◆ Data lines

▼

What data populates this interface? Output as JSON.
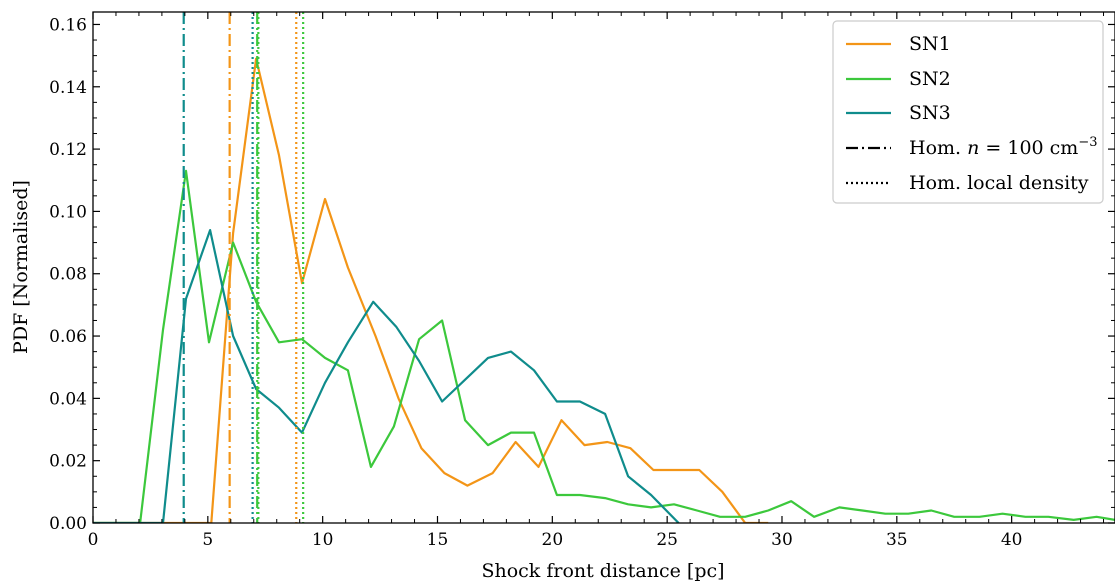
{
  "chart_data": {
    "type": "line",
    "xlabel": "Shock front distance [pc]",
    "ylabel": "PDF [Normalised]",
    "xlim": [
      0,
      44.5
    ],
    "ylim": [
      0,
      0.164
    ],
    "xticks": [
      0,
      5,
      10,
      15,
      20,
      25,
      30,
      35,
      40
    ],
    "yticks": [
      0.0,
      0.02,
      0.04,
      0.06,
      0.08,
      0.1,
      0.12,
      0.14,
      0.16
    ],
    "xtick_labels": [
      "0",
      "5",
      "10",
      "15",
      "20",
      "25",
      "30",
      "35",
      "40"
    ],
    "ytick_labels": [
      "0.00",
      "0.02",
      "0.04",
      "0.06",
      "0.08",
      "0.10",
      "0.12",
      "0.14",
      "0.16"
    ],
    "grid": false,
    "legend_position": "top-right",
    "series": [
      {
        "name": "SN1",
        "color": "#f39517",
        "x": [
          0,
          5.15,
          6.1,
          7.1,
          8.1,
          9.1,
          10.1,
          11.1,
          12.3,
          13.3,
          14.3,
          15.3,
          16.3,
          17.4,
          18.4,
          19.4,
          20.4,
          21.4,
          22.4,
          23.4,
          24.4,
          25.4,
          26.4,
          27.4,
          28.4,
          29.4
        ],
        "y": [
          0,
          0,
          0.093,
          0.149,
          0.118,
          0.077,
          0.104,
          0.082,
          0.06,
          0.04,
          0.024,
          0.016,
          0.012,
          0.016,
          0.026,
          0.018,
          0.033,
          0.025,
          0.026,
          0.024,
          0.017,
          0.017,
          0.017,
          0.01,
          0,
          0
        ]
      },
      {
        "name": "SN2",
        "color": "#3cc83c",
        "x": [
          0,
          2.05,
          3.05,
          4.05,
          5.05,
          6.1,
          7.1,
          8.1,
          9.1,
          10.1,
          11.1,
          12.1,
          13.1,
          14.2,
          15.2,
          16.2,
          17.2,
          18.2,
          19.2,
          20.2,
          21.2,
          22.3,
          23.3,
          24.3,
          25.3,
          26.3,
          27.3,
          28.4,
          29.4,
          30.4,
          31.4,
          32.5,
          33.5,
          34.5,
          35.5,
          36.5,
          37.5,
          38.6,
          39.6,
          40.6,
          41.6,
          42.7,
          43.7,
          44.5
        ],
        "y": [
          0,
          0.0,
          0.062,
          0.113,
          0.058,
          0.09,
          0.071,
          0.058,
          0.059,
          0.053,
          0.049,
          0.018,
          0.031,
          0.059,
          0.065,
          0.033,
          0.025,
          0.029,
          0.029,
          0.009,
          0.009,
          0.008,
          0.006,
          0.005,
          0.006,
          0.004,
          0.002,
          0.002,
          0.004,
          0.007,
          0.002,
          0.005,
          0.004,
          0.003,
          0.003,
          0.004,
          0.002,
          0.002,
          0.003,
          0.002,
          0.002,
          0.001,
          0.002,
          0.001
        ]
      },
      {
        "name": "SN3",
        "color": "#0f8c8c",
        "x": [
          0,
          3.05,
          4.05,
          5.1,
          6.1,
          7.1,
          8.1,
          9.1,
          10.1,
          11.1,
          12.2,
          13.2,
          14.2,
          15.2,
          16.2,
          17.2,
          18.2,
          19.2,
          20.2,
          21.2,
          22.3,
          23.3,
          24.3,
          25.5
        ],
        "y": [
          0,
          0,
          0.072,
          0.094,
          0.06,
          0.043,
          0.037,
          0.029,
          0.045,
          0.058,
          0.071,
          0.063,
          0.052,
          0.039,
          0.046,
          0.053,
          0.055,
          0.049,
          0.039,
          0.039,
          0.035,
          0.015,
          0.009,
          0
        ]
      }
    ],
    "vlines": [
      {
        "x": 3.95,
        "color": "#0f8c8c",
        "style": "dashdot"
      },
      {
        "x": 5.95,
        "color": "#f39517",
        "style": "dashdot"
      },
      {
        "x": 7.15,
        "color": "#3cc83c",
        "style": "dashdot"
      },
      {
        "x": 6.95,
        "color": "#0f8c8c",
        "style": "dotted"
      },
      {
        "x": 7.2,
        "color": "#3cc83c",
        "style": "dotted"
      },
      {
        "x": 8.85,
        "color": "#f39517",
        "style": "dotted"
      },
      {
        "x": 9.15,
        "color": "#3cc83c",
        "style": "dotted"
      }
    ],
    "legend": [
      {
        "label": "SN1",
        "style": "solid",
        "color": "#f39517"
      },
      {
        "label": "SN2",
        "style": "solid",
        "color": "#3cc83c"
      },
      {
        "label": "SN3",
        "style": "solid",
        "color": "#0f8c8c"
      },
      {
        "label_parts": [
          "Hom. ",
          "n",
          " = 100 cm",
          "−3"
        ],
        "style": "dashdot",
        "color": "#000000"
      },
      {
        "label": "Hom. local density",
        "style": "dotted",
        "color": "#000000"
      }
    ]
  }
}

▲

◆ Task objective
Each line of the data should be quoted exactly, with pictures left out.

◆ Output for this task
What data populates this interface? Output as JSON.
{
  "chart_data": {
    "type": "line",
    "xlabel": "Shock front distance [pc]",
    "ylabel": "PDF [Normalised]",
    "xlim": [
      0,
      44.5
    ],
    "ylim": [
      0,
      0.164
    ],
    "xticks": [
      0,
      5,
      10,
      15,
      20,
      25,
      30,
      35,
      40
    ],
    "yticks": [
      0.0,
      0.02,
      0.04,
      0.06,
      0.08,
      0.1,
      0.12,
      0.14,
      0.16
    ],
    "xtick_labels": [
      "0",
      "5",
      "10",
      "15",
      "20",
      "25",
      "30",
      "35",
      "40"
    ],
    "ytick_labels": [
      "0.00",
      "0.02",
      "0.04",
      "0.06",
      "0.08",
      "0.10",
      "0.12",
      "0.14",
      "0.16"
    ],
    "grid": false,
    "legend_position": "top-right",
    "series": [
      {
        "name": "SN1",
        "color": "#f39517",
        "x": [
          0,
          5.15,
          6.1,
          7.1,
          8.1,
          9.1,
          10.1,
          11.1,
          12.3,
          13.3,
          14.3,
          15.3,
          16.3,
          17.4,
          18.4,
          19.4,
          20.4,
          21.4,
          22.4,
          23.4,
          24.4,
          25.4,
          26.4,
          27.4,
          28.4,
          29.4
        ],
        "y": [
          0,
          0,
          0.093,
          0.149,
          0.118,
          0.077,
          0.104,
          0.082,
          0.06,
          0.04,
          0.024,
          0.016,
          0.012,
          0.016,
          0.026,
          0.018,
          0.033,
          0.025,
          0.026,
          0.024,
          0.017,
          0.017,
          0.017,
          0.01,
          0,
          0
        ]
      },
      {
        "name": "SN2",
        "color": "#3cc83c",
        "x": [
          0,
          2.05,
          3.05,
          4.05,
          5.05,
          6.1,
          7.1,
          8.1,
          9.1,
          10.1,
          11.1,
          12.1,
          13.1,
          14.2,
          15.2,
          16.2,
          17.2,
          18.2,
          19.2,
          20.2,
          21.2,
          22.3,
          23.3,
          24.3,
          25.3,
          26.3,
          27.3,
          28.4,
          29.4,
          30.4,
          31.4,
          32.5,
          33.5,
          34.5,
          35.5,
          36.5,
          37.5,
          38.6,
          39.6,
          40.6,
          41.6,
          42.7,
          43.7,
          44.5
        ],
        "y": [
          0,
          0.0,
          0.062,
          0.113,
          0.058,
          0.09,
          0.071,
          0.058,
          0.059,
          0.053,
          0.049,
          0.018,
          0.031,
          0.059,
          0.065,
          0.033,
          0.025,
          0.029,
          0.029,
          0.009,
          0.009,
          0.008,
          0.006,
          0.005,
          0.006,
          0.004,
          0.002,
          0.002,
          0.004,
          0.007,
          0.002,
          0.005,
          0.004,
          0.003,
          0.003,
          0.004,
          0.002,
          0.002,
          0.003,
          0.002,
          0.002,
          0.001,
          0.002,
          0.001
        ]
      },
      {
        "name": "SN3",
        "color": "#0f8c8c",
        "x": [
          0,
          3.05,
          4.05,
          5.1,
          6.1,
          7.1,
          8.1,
          9.1,
          10.1,
          11.1,
          12.2,
          13.2,
          14.2,
          15.2,
          16.2,
          17.2,
          18.2,
          19.2,
          20.2,
          21.2,
          22.3,
          23.3,
          24.3,
          25.5
        ],
        "y": [
          0,
          0,
          0.072,
          0.094,
          0.06,
          0.043,
          0.037,
          0.029,
          0.045,
          0.058,
          0.071,
          0.063,
          0.052,
          0.039,
          0.046,
          0.053,
          0.055,
          0.049,
          0.039,
          0.039,
          0.035,
          0.015,
          0.009,
          0
        ]
      }
    ],
    "vlines": [
      {
        "x": 3.95,
        "color": "#0f8c8c",
        "style": "dashdot"
      },
      {
        "x": 5.95,
        "color": "#f39517",
        "style": "dashdot"
      },
      {
        "x": 7.15,
        "color": "#3cc83c",
        "style": "dashdot"
      },
      {
        "x": 6.95,
        "color": "#0f8c8c",
        "style": "dotted"
      },
      {
        "x": 7.2,
        "color": "#3cc83c",
        "style": "dotted"
      },
      {
        "x": 8.85,
        "color": "#f39517",
        "style": "dotted"
      },
      {
        "x": 9.15,
        "color": "#3cc83c",
        "style": "dotted"
      }
    ],
    "legend": [
      {
        "label": "SN1",
        "style": "solid",
        "color": "#f39517"
      },
      {
        "label": "SN2",
        "style": "solid",
        "color": "#3cc83c"
      },
      {
        "label": "SN3",
        "style": "solid",
        "color": "#0f8c8c"
      },
      {
        "label_parts": [
          "Hom. ",
          "n",
          " = 100 cm",
          "−3"
        ],
        "style": "dashdot",
        "color": "#000000"
      },
      {
        "label": "Hom. local density",
        "style": "dotted",
        "color": "#000000"
      }
    ]
  }
}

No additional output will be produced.